** Start RECORDS TO PROCESS **

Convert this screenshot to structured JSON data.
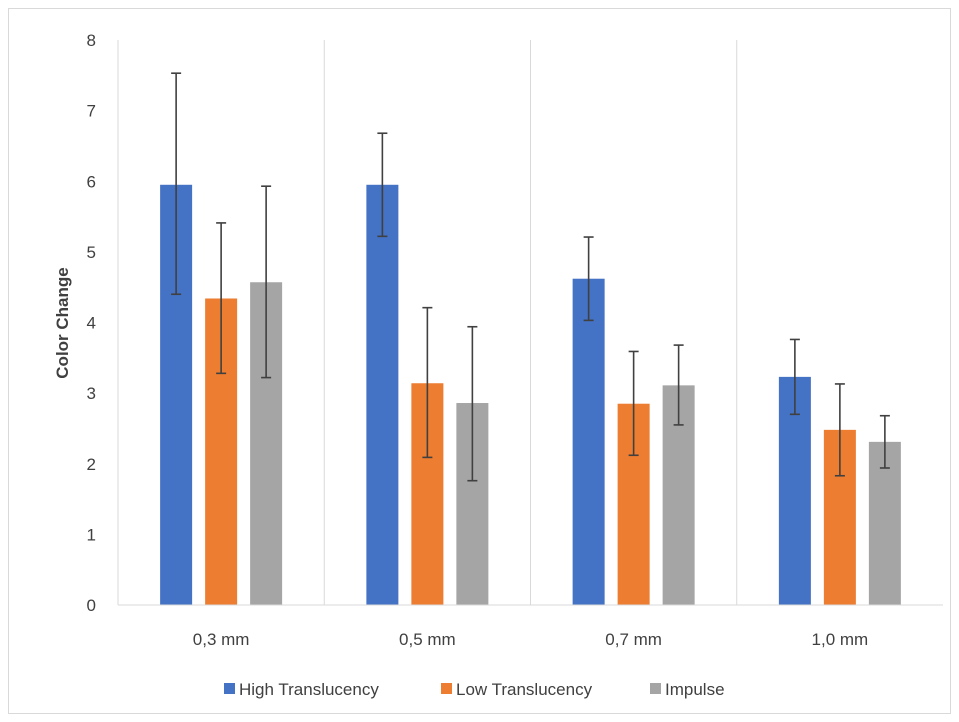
{
  "chart_data": {
    "type": "bar",
    "title": "",
    "xlabel": "",
    "ylabel": "Color Change",
    "ylim": [
      0,
      8
    ],
    "yticks": [
      0,
      1,
      2,
      3,
      4,
      5,
      6,
      7,
      8
    ],
    "categories": [
      "0,3 mm",
      "0,5 mm",
      "0,7 mm",
      "1,0 mm"
    ],
    "series": [
      {
        "name": "High Translucency",
        "color": "#4472C4",
        "values": [
          5.95,
          5.95,
          4.62,
          3.23
        ],
        "error_low": [
          4.4,
          5.22,
          4.03,
          2.7
        ],
        "error_high": [
          7.53,
          6.68,
          5.21,
          3.76
        ]
      },
      {
        "name": "Low Translucency",
        "color": "#ED7D31",
        "values": [
          4.34,
          3.14,
          2.85,
          2.48
        ],
        "error_low": [
          3.28,
          2.09,
          2.12,
          1.83
        ],
        "error_high": [
          5.41,
          4.21,
          3.59,
          3.13
        ]
      },
      {
        "name": "Impulse",
        "color": "#A5A5A5",
        "values": [
          4.57,
          2.86,
          3.11,
          2.31
        ],
        "error_low": [
          3.22,
          1.76,
          2.55,
          1.94
        ],
        "error_high": [
          5.93,
          3.94,
          3.68,
          2.68
        ]
      }
    ],
    "grid": "vertical separators between categories",
    "legend": "bottom"
  }
}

** End RECORDS TO PROCESS **

THE REQUEST: Generate a word-for-word copy of the preceding records, excluding all pictures.

WRITTEN ANSWER:
Convert this screenshot to structured JSON data.
{
  "chart_data": {
    "type": "bar",
    "title": "",
    "xlabel": "",
    "ylabel": "Color Change",
    "ylim": [
      0,
      8
    ],
    "yticks": [
      0,
      1,
      2,
      3,
      4,
      5,
      6,
      7,
      8
    ],
    "categories": [
      "0,3 mm",
      "0,5 mm",
      "0,7 mm",
      "1,0 mm"
    ],
    "series": [
      {
        "name": "High Translucency",
        "color": "#4472C4",
        "values": [
          5.95,
          5.95,
          4.62,
          3.23
        ],
        "error_low": [
          4.4,
          5.22,
          4.03,
          2.7
        ],
        "error_high": [
          7.53,
          6.68,
          5.21,
          3.76
        ]
      },
      {
        "name": "Low Translucency",
        "color": "#ED7D31",
        "values": [
          4.34,
          3.14,
          2.85,
          2.48
        ],
        "error_low": [
          3.28,
          2.09,
          2.12,
          1.83
        ],
        "error_high": [
          5.41,
          4.21,
          3.59,
          3.13
        ]
      },
      {
        "name": "Impulse",
        "color": "#A5A5A5",
        "values": [
          4.57,
          2.86,
          3.11,
          2.31
        ],
        "error_low": [
          3.22,
          1.76,
          2.55,
          1.94
        ],
        "error_high": [
          5.93,
          3.94,
          3.68,
          2.68
        ]
      }
    ],
    "grid": "vertical separators between categories",
    "legend": "bottom"
  }
}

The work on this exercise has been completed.